Records:

'''

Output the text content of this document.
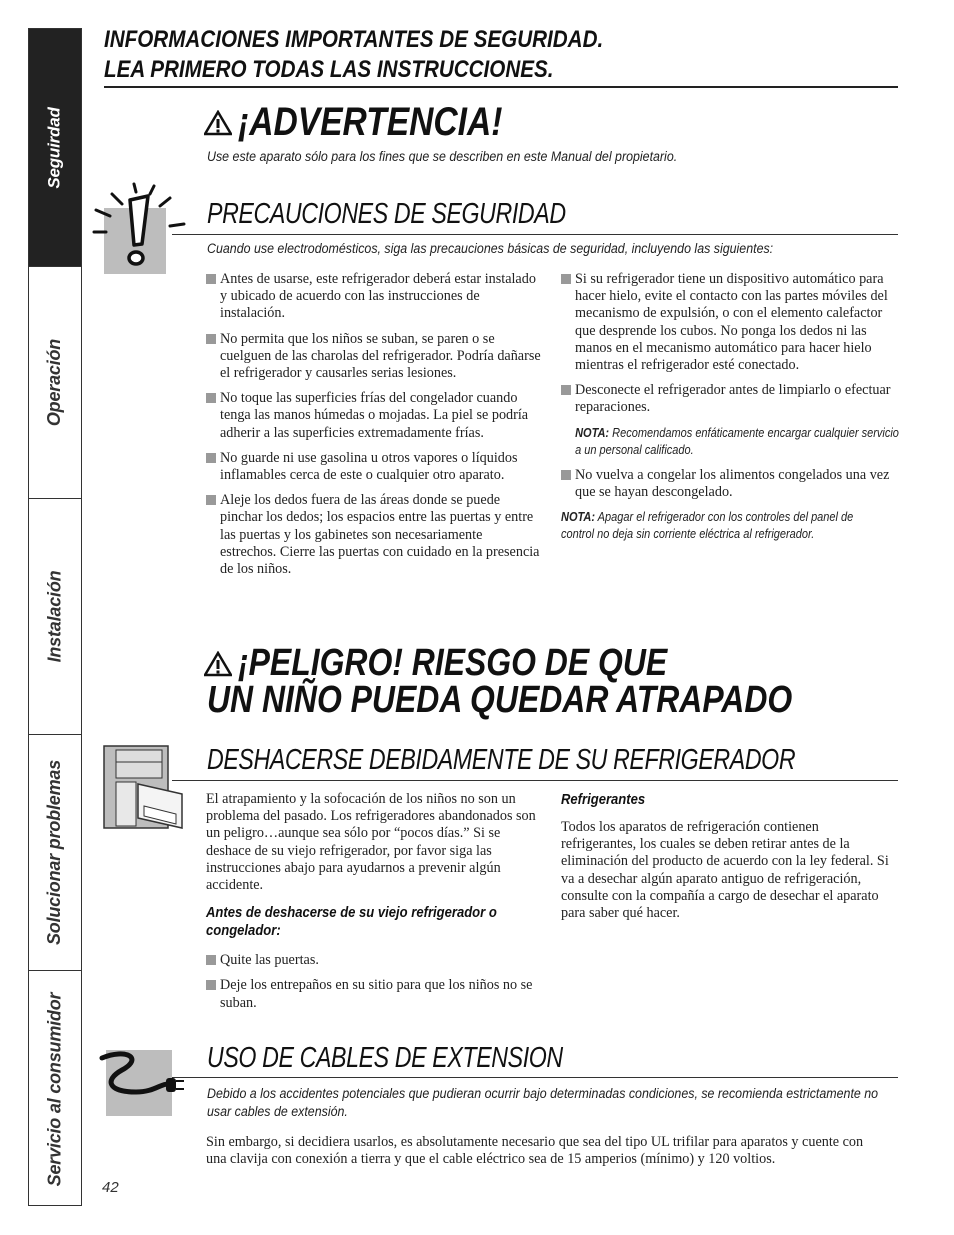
Seguirdad
Operación
Instalación
Solucionar problemas
Servicio al consumidor
INFORMACIONES IMPORTANTES DE SEGURIDAD.
LEA PRIMERO TODAS LAS INSTRUCCIONES.
¡ADVERTENCIA!
Use este aparato sólo para los fines que se describen en este Manual del propietario.
PRECAUCIONES DE SEGURIDAD
Cuando use electrodomésticos, siga las precauciones básicas de seguridad, incluyendo las siguientes:
Antes de usarse, este refrigerador deberá estar instalado y ubicado de acuerdo con las instrucciones de instalación.
No permita que los niños se suban, se paren o se cuelguen de las charolas del refrigerador. Podría dañarse el refrigerador y causarles serias lesiones.
No toque las superficies frías del congelador cuando tenga las manos húmedas o mojadas. La piel se podría adherir a las superficies extremadamente frías.
No guarde ni use gasolina u otros vapores o líquidos inflamables cerca de este o cualquier otro aparato.
Aleje los dedos fuera de las áreas donde se puede pinchar los dedos; los espacios entre las puertas y entre las puertas y los gabinetes son necesariamente estrechos. Cierre las puertas con cuidado en la presencia de los niños.
Si su refrigerador tiene un dispositivo automático para hacer hielo, evite el contacto con las partes móviles del mecanismo de expulsión, o con el elemento calefactor que desprende los cubos. No ponga los dedos ni las manos en el mecanismo automático para hacer hielo mientras el refrigerador esté conectado.
Desconecte el refrigerador antes de limpiarlo o efectuar reparaciones.
NOTA: Recomendamos enfáticamente encargar cualquier servicio a un personal calificado.
No vuelva a congelar los alimentos congelados una vez que se hayan descongelado.
NOTA: Apagar el refrigerador con los controles del panel de control no deja sin corriente eléctrica al refrigerador.
¡PELIGRO! RIESGO DE QUE
UN NIÑO PUEDA QUEDAR ATRAPADO
DESHACERSE DEBIDAMENTE DE SU REFRIGERADOR
El atrapamiento y la sofocación de los niños no son un problema del pasado. Los refrigeradores abandonados son un peligro…aunque sea sólo por “pocos días.” Si se deshace de su viejo refrigerador, por favor siga las instrucciones abajo para ayudarnos a prevenir algún accidente.
Antes de deshacerse de su viejo refrigerador o congelador:
Quite las puertas.
Deje los entrepaños en su sitio para que los niños no se suban.
Refrigerantes
Todos los aparatos de refrigeración contienen refrigerantes, los cuales se deben retirar antes de la eliminación del producto de acuerdo con la ley federal. Si va a desechar algún aparato antiguo de refrigeración, consulte con la compañía a cargo de desechar el aparato para saber qué hacer.
USO DE CABLES DE EXTENSION
Debido a los accidentes potenciales que pudieran ocurrir bajo determinadas condiciones, se recomienda estrictamente no usar cables de extensión.
Sin embargo, si decidiera usarlos, es absolutamente necesario que sea del tipo UL trifilar para aparatos y cuente con una clavija con conexión a tierra y que el cable eléctrico sea de 15 amperios (mínimo) y 120 voltios.
42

'''

What you have to do: List the lines that contain the word "NOTA".

Written reply:
NOTA: Recomendamos enfáticamente encargar cualquier servicio a un personal calificado.
NOTA: Apagar el refrigerador con los controles del panel de control no deja sin corriente eléctrica al refrigerador.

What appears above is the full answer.